--- What you need to do ---
Where a line of the material contains the string "short", copy that line.
* begin Supplied material *
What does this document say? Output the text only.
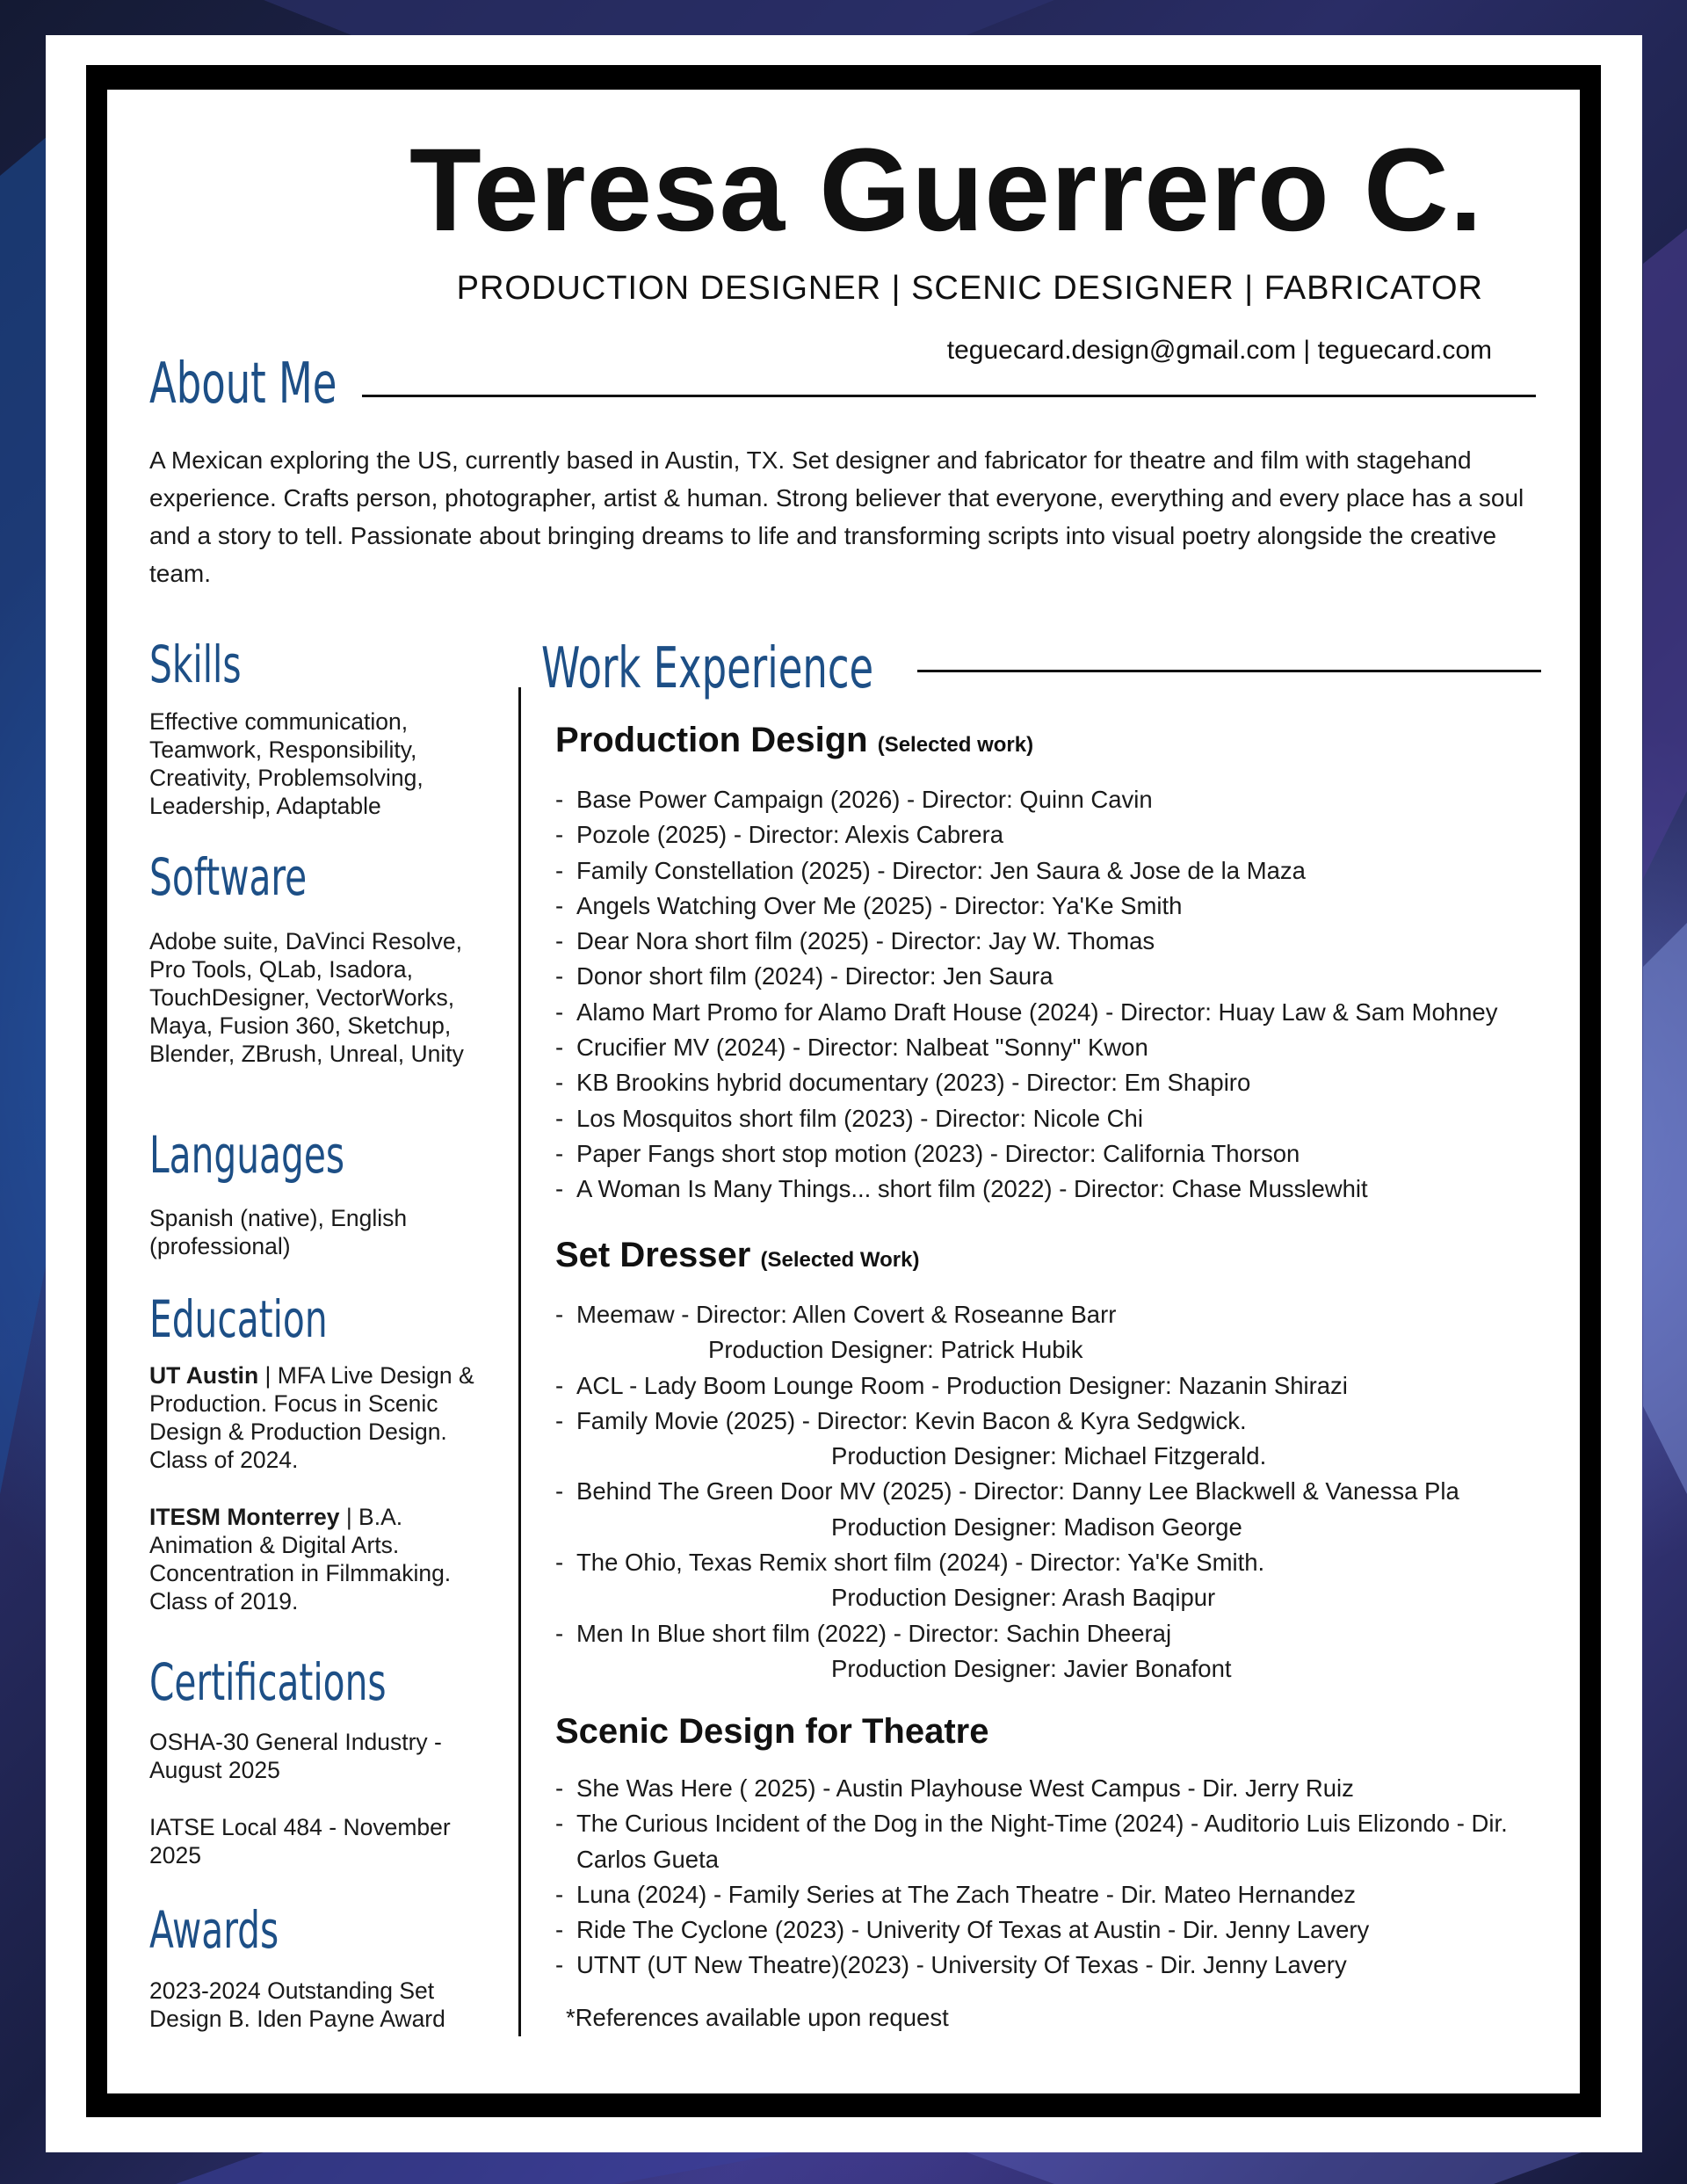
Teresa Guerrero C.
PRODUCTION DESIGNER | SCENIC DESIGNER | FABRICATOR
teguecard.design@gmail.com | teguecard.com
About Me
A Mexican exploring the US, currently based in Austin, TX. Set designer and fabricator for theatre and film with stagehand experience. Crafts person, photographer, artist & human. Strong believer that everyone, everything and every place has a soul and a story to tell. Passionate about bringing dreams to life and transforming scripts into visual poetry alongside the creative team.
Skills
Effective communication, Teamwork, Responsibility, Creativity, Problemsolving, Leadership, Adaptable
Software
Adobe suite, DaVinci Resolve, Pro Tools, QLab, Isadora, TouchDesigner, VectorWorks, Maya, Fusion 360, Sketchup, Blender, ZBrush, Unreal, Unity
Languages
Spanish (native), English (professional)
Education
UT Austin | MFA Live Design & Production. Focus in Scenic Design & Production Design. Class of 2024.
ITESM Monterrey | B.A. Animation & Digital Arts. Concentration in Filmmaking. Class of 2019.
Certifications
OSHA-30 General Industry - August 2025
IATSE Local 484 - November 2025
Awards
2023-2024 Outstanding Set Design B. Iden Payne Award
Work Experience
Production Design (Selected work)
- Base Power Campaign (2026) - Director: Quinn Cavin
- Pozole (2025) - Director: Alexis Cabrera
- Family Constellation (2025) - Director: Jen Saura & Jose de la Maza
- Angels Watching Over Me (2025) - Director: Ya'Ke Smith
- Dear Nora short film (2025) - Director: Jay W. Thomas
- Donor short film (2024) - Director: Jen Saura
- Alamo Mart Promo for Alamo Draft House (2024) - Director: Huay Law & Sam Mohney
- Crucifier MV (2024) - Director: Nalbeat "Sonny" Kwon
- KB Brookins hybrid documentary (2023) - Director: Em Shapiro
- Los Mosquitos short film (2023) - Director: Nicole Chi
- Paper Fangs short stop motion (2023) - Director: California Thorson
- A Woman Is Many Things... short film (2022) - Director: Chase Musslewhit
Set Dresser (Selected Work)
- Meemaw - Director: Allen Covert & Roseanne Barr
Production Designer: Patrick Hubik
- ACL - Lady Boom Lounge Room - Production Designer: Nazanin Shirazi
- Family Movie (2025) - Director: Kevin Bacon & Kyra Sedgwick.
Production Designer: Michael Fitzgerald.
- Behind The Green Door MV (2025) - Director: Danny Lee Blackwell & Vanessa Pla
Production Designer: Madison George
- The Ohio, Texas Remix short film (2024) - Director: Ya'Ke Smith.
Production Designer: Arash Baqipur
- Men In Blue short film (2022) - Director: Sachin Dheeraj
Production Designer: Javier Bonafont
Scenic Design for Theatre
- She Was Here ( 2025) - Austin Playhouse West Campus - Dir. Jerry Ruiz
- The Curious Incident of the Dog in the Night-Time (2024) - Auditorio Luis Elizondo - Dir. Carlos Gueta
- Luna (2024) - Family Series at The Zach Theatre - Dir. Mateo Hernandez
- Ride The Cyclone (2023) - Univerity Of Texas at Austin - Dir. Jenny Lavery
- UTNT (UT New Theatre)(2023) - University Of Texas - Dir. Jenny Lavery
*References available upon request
* end Supplied material *
--- Complete output ---
- Dear Nora short film (2025) - Director: Jay W. Thomas
- Donor short film (2024) - Director: Jen Saura
- Los Mosquitos short film (2023) - Director: Nicole Chi
- Paper Fangs short stop motion (2023) - Director: California Thorson
- A Woman Is Many Things... short film (2022) - Director: Chase Musslewhit
- The Ohio, Texas Remix short film (2024) - Director: Ya'Ke Smith.
- Men In Blue short film (2022) - Director: Sachin Dheeraj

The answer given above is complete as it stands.